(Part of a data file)
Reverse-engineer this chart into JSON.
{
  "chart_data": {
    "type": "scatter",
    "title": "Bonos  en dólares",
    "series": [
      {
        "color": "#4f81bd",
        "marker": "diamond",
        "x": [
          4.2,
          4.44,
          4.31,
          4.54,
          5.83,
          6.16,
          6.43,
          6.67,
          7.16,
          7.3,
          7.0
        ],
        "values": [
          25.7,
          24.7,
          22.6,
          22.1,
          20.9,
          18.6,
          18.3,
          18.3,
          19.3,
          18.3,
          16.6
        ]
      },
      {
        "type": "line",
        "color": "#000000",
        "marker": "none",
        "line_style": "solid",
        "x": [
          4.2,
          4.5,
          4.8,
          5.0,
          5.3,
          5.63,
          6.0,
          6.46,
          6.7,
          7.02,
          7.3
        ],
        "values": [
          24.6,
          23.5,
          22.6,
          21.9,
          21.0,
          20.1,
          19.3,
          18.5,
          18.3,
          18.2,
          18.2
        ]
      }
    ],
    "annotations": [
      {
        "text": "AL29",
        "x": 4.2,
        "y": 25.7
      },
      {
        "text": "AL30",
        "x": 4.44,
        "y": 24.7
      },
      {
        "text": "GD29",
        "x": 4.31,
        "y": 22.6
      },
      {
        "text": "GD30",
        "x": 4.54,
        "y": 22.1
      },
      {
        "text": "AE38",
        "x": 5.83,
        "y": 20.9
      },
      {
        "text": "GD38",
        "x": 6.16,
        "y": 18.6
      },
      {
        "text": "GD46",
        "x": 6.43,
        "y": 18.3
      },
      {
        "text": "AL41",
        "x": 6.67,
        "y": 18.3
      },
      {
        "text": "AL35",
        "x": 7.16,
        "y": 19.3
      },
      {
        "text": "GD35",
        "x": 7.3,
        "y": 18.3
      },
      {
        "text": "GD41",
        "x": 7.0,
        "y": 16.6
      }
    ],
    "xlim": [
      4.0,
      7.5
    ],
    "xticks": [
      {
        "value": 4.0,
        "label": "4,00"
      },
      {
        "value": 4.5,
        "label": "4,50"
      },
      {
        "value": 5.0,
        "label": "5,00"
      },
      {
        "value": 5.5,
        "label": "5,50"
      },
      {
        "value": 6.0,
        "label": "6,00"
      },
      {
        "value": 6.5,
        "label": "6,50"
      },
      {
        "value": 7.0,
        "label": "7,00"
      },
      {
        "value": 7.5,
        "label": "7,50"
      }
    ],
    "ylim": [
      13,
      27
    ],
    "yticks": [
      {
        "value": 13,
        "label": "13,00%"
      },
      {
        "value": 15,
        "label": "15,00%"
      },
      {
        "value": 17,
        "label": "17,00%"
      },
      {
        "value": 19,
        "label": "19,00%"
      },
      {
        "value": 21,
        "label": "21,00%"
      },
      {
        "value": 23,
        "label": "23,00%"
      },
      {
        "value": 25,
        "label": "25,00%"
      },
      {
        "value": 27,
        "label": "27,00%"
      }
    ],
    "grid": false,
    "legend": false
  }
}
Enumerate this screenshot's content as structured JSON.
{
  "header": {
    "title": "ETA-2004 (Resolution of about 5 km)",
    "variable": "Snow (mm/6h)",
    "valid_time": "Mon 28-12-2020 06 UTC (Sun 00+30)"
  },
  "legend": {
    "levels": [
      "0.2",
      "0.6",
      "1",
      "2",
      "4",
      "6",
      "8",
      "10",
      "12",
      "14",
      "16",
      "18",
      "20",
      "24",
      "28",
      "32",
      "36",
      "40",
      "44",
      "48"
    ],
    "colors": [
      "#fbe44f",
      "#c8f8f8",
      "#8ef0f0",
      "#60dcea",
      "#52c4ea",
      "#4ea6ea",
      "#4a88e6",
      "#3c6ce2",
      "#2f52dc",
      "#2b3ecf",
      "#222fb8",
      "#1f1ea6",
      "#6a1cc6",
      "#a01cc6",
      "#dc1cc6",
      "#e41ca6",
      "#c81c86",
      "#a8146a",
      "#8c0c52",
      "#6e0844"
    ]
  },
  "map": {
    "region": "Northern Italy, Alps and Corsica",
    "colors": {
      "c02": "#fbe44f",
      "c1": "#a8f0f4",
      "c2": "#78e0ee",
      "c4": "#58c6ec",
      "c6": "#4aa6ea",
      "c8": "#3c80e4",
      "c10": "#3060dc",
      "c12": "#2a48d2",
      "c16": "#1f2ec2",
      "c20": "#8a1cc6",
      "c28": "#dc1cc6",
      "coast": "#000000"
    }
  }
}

▶ Instructions for the task: Restate each record exactly as written.

▶ Response for this exercise:
Reverse-engineer this chart into JSON.
{
  "chart_data": {
    "type": "scatter",
    "title": "Bonos  en dólares",
    "series": [
      {
        "color": "#4f81bd",
        "marker": "diamond",
        "x": [
          4.2,
          4.44,
          4.31,
          4.54,
          5.83,
          6.16,
          6.43,
          6.67,
          7.16,
          7.3,
          7.0
        ],
        "values": [
          25.7,
          24.7,
          22.6,
          22.1,
          20.9,
          18.6,
          18.3,
          18.3,
          19.3,
          18.3,
          16.6
        ]
      },
      {
        "type": "line",
        "color": "#000000",
        "marker": "none",
        "line_style": "solid",
        "x": [
          4.2,
          4.5,
          4.8,
          5.0,
          5.3,
          5.63,
          6.0,
          6.46,
          6.7,
          7.02,
          7.3
        ],
        "values": [
          24.6,
          23.5,
          22.6,
          21.9,
          21.0,
          20.1,
          19.3,
          18.5,
          18.3,
          18.2,
          18.2
        ]
      }
    ],
    "annotations": [
      {
        "text": "AL29",
        "x": 4.2,
        "y": 25.7
      },
      {
        "text": "AL30",
        "x": 4.44,
        "y": 24.7
      },
      {
        "text": "GD29",
        "x": 4.31,
        "y": 22.6
      },
      {
        "text": "GD30",
        "x": 4.54,
        "y": 22.1
      },
      {
        "text": "AE38",
        "x": 5.83,
        "y": 20.9
      },
      {
        "text": "GD38",
        "x": 6.16,
        "y": 18.6
      },
      {
        "text": "GD46",
        "x": 6.43,
        "y": 18.3
      },
      {
        "text": "AL41",
        "x": 6.67,
        "y": 18.3
      },
      {
        "text": "AL35",
        "x": 7.16,
        "y": 19.3
      },
      {
        "text": "GD35",
        "x": 7.3,
        "y": 18.3
      },
      {
        "text": "GD41",
        "x": 7.0,
        "y": 16.6
      }
    ],
    "xlim": [
      4.0,
      7.5
    ],
    "xticks": [
      {
        "value": 4.0,
        "label": "4,00"
      },
      {
        "value": 4.5,
        "label": "4,50"
      },
      {
        "value": 5.0,
        "label": "5,00"
      },
      {
        "value": 5.5,
        "label": "5,50"
      },
      {
        "value": 6.0,
        "label": "6,00"
      },
      {
        "value": 6.5,
        "label": "6,50"
      },
      {
        "value": 7.0,
        "label": "7,00"
      },
      {
        "value": 7.5,
        "label": "7,50"
      }
    ],
    "ylim": [
      13,
      27
    ],
    "yticks": [
      {
        "value": 13,
        "label": "13,00%"
      },
      {
        "value": 15,
        "label": "15,00%"
      },
      {
        "value": 17,
        "label": "17,00%"
      },
      {
        "value": 19,
        "label": "19,00%"
      },
      {
        "value": 21,
        "label": "21,00%"
      },
      {
        "value": 23,
        "label": "23,00%"
      },
      {
        "value": 25,
        "label": "25,00%"
      },
      {
        "value": 27,
        "label": "27,00%"
      }
    ],
    "grid": false,
    "legend": false
  }
}
Enumerate this screenshot's content as structured JSON.
{
  "header": {
    "title": "ETA-2004 (Resolution of about 5 km)",
    "variable": "Snow (mm/6h)",
    "valid_time": "Mon 28-12-2020 06 UTC (Sun 00+30)"
  },
  "legend": {
    "levels": [
      "0.2",
      "0.6",
      "1",
      "2",
      "4",
      "6",
      "8",
      "10",
      "12",
      "14",
      "16",
      "18",
      "20",
      "24",
      "28",
      "32",
      "36",
      "40",
      "44",
      "48"
    ],
    "colors": [
      "#fbe44f",
      "#c8f8f8",
      "#8ef0f0",
      "#60dcea",
      "#52c4ea",
      "#4ea6ea",
      "#4a88e6",
      "#3c6ce2",
      "#2f52dc",
      "#2b3ecf",
      "#222fb8",
      "#1f1ea6",
      "#6a1cc6",
      "#a01cc6",
      "#dc1cc6",
      "#e41ca6",
      "#c81c86",
      "#a8146a",
      "#8c0c52",
      "#6e0844"
    ]
  },
  "map": {
    "region": "Northern Italy, Alps and Corsica",
    "colors": {
      "c02": "#fbe44f",
      "c1": "#a8f0f4",
      "c2": "#78e0ee",
      "c4": "#58c6ec",
      "c6": "#4aa6ea",
      "c8": "#3c80e4",
      "c10": "#3060dc",
      "c12": "#2a48d2",
      "c16": "#1f2ec2",
      "c20": "#8a1cc6",
      "c28": "#dc1cc6",
      "coast": "#000000"
    }
  }
}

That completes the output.